● **TASK STATEMENT**: For the listing below, give the number of lines in which "text" occurs. Add nothing.

● **DATA SECTION**:

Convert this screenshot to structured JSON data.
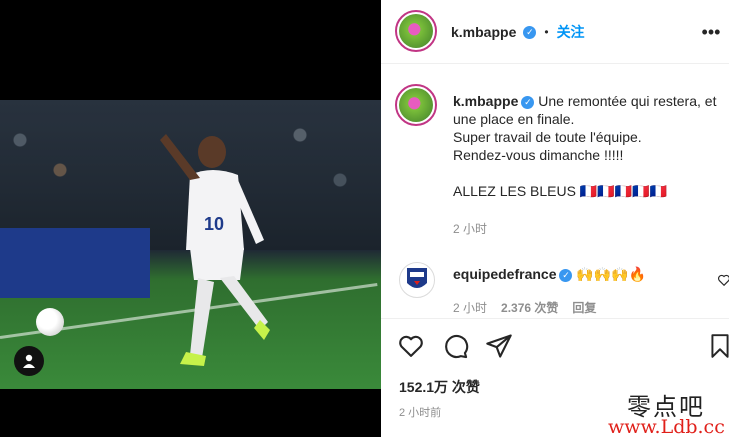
{
  "header": {
    "username": "k.mbappe",
    "separator": "•",
    "follow_label": "关注",
    "more_icon": "more-horizontal-icon"
  },
  "caption": {
    "username": "k.mbappe",
    "text": "Une remontée qui restera, et une place en finale.\nSuper travail de toute l'équipe.\nRendez-vous dimanche !!!!!\n\nALLEZ LES BLEUS 🇫🇷🇫🇷🇫🇷🇫🇷🇫🇷",
    "time": "2 小时"
  },
  "comment": {
    "username": "equipedefrance",
    "text": "🙌🙌🙌🔥",
    "time": "2 小时",
    "likes": "2.376 次赞",
    "reply_label": "回复"
  },
  "actions": {
    "like_icon": "heart-icon",
    "comment_icon": "comment-icon",
    "share_icon": "send-icon",
    "save_icon": "bookmark-icon"
  },
  "stats": {
    "likes": "152.1万 次赞",
    "time": "2 小时前"
  },
  "watermark": {
    "site_cn": "零点吧",
    "url": "www.Ldb.cc"
  },
  "colors": {
    "accent": "#0095f6",
    "verified": "#3897f0",
    "muted": "#8e8e8e"
  }
}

● **THE RESPONSE**: 2